(Dataset items)
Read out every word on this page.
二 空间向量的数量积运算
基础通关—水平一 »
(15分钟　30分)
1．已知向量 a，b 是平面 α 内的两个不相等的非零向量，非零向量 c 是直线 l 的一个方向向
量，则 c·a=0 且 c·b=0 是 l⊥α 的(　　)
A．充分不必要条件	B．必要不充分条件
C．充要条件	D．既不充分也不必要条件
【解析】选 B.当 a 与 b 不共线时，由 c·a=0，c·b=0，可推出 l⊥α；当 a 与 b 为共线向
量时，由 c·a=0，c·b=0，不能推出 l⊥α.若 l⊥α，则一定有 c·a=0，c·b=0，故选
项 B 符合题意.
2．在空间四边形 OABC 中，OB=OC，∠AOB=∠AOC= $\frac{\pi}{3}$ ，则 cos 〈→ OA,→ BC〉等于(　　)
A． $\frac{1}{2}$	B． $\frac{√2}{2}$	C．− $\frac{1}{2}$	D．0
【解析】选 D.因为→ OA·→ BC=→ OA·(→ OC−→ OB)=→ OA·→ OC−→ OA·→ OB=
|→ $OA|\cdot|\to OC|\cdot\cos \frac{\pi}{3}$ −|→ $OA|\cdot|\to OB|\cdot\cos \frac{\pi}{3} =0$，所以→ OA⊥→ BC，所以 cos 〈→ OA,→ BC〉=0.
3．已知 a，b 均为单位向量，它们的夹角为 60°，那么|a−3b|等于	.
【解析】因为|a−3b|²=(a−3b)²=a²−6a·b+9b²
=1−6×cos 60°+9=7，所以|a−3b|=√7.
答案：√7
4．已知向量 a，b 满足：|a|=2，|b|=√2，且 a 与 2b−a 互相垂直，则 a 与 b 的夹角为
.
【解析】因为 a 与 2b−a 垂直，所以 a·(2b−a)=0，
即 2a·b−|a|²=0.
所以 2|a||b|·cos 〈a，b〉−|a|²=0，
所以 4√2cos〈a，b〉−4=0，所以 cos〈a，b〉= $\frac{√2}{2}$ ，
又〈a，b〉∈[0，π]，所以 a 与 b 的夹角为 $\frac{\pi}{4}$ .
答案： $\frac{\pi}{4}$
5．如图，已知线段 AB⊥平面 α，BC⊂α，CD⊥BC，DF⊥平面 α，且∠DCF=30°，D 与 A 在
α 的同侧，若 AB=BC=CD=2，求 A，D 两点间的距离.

* [WRITTEN TASK]
Select every line of the records holding the string "frac".

* [SOLUTION FOR THIS EXERCISE]
2．在空间四边形 OABC 中，OB=OC，∠AOB=∠AOC= $\frac{\pi}{3}$ ，则 cos 〈→ OA,→ BC〉等于(　　)
A． $\frac{1}{2}$	B． $\frac{√2}{2}$	C．− $\frac{1}{2}$	D．0
|→ $OA|\cdot|\to OC|\cdot\cos \frac{\pi}{3}$ −|→ $OA|\cdot|\to OB|\cdot\cos \frac{\pi}{3} =0$，所以→ OA⊥→ BC，所以 cos 〈→ OA,→ BC〉=0.
所以 4√2cos〈a，b〉−4=0，所以 cos〈a，b〉= $\frac{√2}{2}$ ，
又〈a，b〉∈[0，π]，所以 a 与 b 的夹角为 $\frac{\pi}{4}$ .
答案： $\frac{\pi}{4}$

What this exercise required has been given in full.